[Start Material provided]
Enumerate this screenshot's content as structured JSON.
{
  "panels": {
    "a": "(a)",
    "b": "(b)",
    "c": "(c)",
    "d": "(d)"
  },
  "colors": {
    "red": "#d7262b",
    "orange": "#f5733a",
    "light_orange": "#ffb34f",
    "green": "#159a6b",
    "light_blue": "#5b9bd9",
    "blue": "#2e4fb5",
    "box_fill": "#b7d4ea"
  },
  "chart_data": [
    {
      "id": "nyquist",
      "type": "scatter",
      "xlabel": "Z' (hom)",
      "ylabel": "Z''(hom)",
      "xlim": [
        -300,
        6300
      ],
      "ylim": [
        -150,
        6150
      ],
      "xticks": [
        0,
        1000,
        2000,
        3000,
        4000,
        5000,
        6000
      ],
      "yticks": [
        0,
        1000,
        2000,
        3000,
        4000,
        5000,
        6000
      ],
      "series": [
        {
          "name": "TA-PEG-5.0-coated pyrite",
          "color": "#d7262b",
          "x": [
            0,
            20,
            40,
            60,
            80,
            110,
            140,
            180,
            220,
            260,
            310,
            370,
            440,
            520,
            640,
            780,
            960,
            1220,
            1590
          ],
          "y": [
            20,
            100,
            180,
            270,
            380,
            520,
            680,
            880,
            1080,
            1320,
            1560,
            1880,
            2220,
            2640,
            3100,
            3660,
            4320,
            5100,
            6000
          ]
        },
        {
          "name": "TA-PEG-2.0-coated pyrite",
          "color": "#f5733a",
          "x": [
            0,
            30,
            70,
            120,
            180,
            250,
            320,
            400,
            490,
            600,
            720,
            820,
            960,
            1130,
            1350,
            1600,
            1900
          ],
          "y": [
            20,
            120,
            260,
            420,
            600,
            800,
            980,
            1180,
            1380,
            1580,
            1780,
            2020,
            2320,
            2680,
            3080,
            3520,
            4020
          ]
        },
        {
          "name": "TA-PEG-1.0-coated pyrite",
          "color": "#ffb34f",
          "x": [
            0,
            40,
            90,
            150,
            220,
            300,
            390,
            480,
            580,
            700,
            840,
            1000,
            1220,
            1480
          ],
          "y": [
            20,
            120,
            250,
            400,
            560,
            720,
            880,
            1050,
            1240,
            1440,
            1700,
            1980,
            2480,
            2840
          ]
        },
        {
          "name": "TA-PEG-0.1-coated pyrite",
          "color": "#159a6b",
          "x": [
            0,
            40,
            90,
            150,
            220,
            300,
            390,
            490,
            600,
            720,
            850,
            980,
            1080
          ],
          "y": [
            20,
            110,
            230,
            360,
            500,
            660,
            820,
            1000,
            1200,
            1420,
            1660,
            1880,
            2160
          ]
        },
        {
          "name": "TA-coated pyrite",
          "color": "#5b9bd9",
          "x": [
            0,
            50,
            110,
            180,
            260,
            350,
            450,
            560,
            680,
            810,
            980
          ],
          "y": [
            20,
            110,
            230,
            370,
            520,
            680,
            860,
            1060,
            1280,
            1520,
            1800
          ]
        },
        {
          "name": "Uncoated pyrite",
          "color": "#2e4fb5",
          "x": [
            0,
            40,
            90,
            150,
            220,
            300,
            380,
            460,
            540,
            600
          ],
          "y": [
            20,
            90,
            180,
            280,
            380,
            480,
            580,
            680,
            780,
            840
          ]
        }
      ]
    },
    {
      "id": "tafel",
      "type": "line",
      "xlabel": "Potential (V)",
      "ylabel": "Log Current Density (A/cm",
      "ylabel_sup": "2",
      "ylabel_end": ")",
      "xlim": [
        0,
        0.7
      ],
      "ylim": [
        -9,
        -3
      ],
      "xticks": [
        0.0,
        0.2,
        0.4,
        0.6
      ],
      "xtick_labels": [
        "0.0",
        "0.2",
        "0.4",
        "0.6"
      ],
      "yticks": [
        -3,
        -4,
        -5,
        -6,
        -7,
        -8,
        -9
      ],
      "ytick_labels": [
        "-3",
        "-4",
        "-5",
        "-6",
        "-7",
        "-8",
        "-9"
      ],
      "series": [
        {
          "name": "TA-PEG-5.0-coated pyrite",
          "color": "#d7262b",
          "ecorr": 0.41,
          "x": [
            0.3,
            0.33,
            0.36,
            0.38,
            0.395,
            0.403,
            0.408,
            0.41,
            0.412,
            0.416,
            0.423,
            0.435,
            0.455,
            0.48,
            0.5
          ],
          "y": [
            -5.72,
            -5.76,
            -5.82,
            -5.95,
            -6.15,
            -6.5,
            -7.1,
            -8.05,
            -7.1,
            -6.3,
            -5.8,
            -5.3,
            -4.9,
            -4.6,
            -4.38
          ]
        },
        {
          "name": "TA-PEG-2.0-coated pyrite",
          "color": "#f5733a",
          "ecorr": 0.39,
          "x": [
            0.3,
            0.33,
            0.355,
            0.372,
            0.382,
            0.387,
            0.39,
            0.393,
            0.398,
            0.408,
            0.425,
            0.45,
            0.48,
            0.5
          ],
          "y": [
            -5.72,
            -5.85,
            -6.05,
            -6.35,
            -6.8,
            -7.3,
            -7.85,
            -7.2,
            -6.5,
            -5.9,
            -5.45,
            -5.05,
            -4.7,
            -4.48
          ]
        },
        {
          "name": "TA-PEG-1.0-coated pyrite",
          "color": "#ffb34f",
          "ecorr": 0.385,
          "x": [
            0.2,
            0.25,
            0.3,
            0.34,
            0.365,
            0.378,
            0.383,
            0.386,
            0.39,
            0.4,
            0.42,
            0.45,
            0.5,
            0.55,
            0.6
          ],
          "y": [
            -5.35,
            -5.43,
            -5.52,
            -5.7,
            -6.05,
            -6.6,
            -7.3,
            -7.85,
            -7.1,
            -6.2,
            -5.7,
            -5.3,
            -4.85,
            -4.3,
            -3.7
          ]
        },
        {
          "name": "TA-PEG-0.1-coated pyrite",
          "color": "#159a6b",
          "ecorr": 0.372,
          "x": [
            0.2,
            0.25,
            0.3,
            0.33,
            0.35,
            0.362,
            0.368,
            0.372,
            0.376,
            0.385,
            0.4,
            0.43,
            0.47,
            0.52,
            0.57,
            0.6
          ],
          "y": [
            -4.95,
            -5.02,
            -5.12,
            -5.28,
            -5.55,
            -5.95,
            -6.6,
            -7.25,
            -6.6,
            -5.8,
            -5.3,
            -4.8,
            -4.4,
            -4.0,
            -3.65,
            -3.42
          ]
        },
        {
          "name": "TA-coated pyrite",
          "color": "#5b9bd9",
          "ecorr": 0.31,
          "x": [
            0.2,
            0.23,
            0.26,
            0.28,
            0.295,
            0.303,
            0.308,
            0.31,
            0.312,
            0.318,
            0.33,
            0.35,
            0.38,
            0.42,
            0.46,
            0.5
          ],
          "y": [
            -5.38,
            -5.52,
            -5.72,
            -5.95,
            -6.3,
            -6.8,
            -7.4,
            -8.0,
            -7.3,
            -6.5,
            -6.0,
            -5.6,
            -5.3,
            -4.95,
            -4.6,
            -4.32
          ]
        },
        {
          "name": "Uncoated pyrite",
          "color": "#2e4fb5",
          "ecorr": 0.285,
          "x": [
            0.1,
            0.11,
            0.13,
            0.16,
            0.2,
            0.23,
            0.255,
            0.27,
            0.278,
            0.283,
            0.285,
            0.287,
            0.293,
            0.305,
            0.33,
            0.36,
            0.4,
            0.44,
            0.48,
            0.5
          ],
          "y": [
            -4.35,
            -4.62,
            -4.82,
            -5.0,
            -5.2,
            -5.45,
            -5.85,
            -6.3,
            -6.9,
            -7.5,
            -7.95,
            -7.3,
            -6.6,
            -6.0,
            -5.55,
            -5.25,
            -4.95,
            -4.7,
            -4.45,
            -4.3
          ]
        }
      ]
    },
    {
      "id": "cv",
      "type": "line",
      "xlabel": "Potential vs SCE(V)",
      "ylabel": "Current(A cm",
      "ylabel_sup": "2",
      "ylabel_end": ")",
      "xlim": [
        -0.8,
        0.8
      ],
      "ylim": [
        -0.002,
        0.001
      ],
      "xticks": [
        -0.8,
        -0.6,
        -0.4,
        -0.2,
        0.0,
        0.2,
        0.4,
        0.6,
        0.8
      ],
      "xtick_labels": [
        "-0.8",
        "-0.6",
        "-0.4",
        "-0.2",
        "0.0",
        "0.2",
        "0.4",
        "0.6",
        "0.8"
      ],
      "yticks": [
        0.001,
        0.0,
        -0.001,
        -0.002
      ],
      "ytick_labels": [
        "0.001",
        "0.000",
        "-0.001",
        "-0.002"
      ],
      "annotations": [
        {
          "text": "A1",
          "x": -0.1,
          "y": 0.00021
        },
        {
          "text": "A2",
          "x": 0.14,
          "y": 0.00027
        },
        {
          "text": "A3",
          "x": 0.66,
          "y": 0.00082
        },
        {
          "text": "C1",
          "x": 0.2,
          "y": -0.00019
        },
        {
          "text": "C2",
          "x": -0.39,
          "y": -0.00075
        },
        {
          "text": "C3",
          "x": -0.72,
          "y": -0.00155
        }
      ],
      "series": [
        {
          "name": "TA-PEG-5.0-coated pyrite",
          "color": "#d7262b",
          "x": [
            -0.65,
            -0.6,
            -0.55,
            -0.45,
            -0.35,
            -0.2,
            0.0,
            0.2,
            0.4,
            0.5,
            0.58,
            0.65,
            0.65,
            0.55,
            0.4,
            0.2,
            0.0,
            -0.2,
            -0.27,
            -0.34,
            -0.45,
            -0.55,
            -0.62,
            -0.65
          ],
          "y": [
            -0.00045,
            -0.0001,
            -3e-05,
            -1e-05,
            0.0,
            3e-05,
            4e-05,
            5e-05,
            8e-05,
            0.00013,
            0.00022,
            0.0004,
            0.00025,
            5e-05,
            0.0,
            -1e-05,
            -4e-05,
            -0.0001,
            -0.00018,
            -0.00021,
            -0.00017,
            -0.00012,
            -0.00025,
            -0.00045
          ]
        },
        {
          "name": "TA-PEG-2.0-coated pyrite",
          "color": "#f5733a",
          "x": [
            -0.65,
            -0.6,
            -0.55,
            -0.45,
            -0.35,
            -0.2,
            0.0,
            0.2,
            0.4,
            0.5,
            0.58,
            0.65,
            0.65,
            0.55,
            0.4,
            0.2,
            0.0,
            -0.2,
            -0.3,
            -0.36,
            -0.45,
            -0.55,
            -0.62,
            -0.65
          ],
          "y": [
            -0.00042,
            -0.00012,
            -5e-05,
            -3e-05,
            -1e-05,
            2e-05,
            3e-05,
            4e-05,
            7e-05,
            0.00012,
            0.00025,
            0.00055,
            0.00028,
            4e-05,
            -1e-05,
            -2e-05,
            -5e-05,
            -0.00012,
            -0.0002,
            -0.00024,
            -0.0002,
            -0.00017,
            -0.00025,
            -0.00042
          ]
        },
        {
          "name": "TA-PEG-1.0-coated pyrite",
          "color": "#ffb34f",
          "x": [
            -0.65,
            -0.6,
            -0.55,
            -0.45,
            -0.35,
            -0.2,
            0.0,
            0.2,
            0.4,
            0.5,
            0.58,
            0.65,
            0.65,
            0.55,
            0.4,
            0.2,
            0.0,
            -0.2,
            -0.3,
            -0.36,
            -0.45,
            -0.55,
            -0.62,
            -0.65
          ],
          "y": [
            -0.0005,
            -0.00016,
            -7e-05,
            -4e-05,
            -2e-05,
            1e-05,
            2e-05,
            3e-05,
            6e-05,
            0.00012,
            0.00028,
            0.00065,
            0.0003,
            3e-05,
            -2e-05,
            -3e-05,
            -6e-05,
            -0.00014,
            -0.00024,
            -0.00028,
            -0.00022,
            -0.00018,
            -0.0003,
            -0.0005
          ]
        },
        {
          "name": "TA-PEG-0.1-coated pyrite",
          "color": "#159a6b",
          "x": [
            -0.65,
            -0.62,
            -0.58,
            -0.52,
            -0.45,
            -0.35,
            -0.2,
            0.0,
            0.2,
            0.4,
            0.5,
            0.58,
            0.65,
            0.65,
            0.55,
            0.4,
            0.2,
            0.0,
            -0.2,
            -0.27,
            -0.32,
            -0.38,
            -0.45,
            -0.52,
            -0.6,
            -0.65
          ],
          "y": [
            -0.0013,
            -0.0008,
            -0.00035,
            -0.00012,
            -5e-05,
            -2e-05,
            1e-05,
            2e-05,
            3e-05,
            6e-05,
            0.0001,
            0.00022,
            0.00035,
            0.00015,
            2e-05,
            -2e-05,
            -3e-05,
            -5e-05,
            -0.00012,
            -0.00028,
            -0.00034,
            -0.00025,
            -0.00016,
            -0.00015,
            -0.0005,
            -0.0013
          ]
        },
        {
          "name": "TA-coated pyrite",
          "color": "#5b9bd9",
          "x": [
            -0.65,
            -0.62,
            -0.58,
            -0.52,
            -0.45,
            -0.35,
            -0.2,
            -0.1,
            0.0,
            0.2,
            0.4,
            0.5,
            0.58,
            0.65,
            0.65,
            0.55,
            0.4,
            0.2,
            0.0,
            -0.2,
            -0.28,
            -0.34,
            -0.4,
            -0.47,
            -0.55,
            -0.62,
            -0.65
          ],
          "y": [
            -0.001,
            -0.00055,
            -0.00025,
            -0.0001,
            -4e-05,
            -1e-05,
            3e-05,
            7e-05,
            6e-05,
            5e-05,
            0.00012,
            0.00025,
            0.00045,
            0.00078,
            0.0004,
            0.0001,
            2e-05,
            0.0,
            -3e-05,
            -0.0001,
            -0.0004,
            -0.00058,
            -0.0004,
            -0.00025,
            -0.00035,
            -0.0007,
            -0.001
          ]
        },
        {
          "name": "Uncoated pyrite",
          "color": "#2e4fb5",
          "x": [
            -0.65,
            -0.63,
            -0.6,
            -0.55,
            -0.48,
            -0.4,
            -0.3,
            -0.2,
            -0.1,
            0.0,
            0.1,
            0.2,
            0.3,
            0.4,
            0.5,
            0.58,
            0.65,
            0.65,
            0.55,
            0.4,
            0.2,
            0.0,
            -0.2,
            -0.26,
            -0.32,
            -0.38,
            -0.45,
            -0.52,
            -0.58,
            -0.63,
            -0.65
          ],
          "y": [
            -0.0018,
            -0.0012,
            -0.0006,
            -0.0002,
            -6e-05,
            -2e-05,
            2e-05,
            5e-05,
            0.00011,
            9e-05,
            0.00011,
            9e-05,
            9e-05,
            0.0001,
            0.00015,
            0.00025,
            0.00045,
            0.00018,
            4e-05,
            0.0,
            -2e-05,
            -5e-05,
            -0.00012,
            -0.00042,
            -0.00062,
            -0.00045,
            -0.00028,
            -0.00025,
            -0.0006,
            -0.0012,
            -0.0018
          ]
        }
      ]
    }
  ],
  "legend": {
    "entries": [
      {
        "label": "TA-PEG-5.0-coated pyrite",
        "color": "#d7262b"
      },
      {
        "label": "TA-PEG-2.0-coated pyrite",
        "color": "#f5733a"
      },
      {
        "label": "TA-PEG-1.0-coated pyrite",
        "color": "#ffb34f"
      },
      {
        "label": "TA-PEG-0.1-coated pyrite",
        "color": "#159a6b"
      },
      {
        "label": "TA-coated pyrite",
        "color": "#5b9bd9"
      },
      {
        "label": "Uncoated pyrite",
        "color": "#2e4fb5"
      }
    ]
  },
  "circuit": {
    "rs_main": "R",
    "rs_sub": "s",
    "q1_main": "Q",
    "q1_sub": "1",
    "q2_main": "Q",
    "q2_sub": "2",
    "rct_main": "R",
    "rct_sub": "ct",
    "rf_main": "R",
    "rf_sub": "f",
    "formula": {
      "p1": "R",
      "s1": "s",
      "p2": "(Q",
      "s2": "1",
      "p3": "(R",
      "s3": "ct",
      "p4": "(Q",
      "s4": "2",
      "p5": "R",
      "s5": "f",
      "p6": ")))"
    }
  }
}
[End Material provided]
◆ Exercise prompt ◆
Extract every line from the records above that contains the word "xlabel".

◆ Task response ◆
      "xlabel": "Z' (hom)",
      "xlabel": "Potential (V)",
      "xlabel": "Potential vs SCE(V)",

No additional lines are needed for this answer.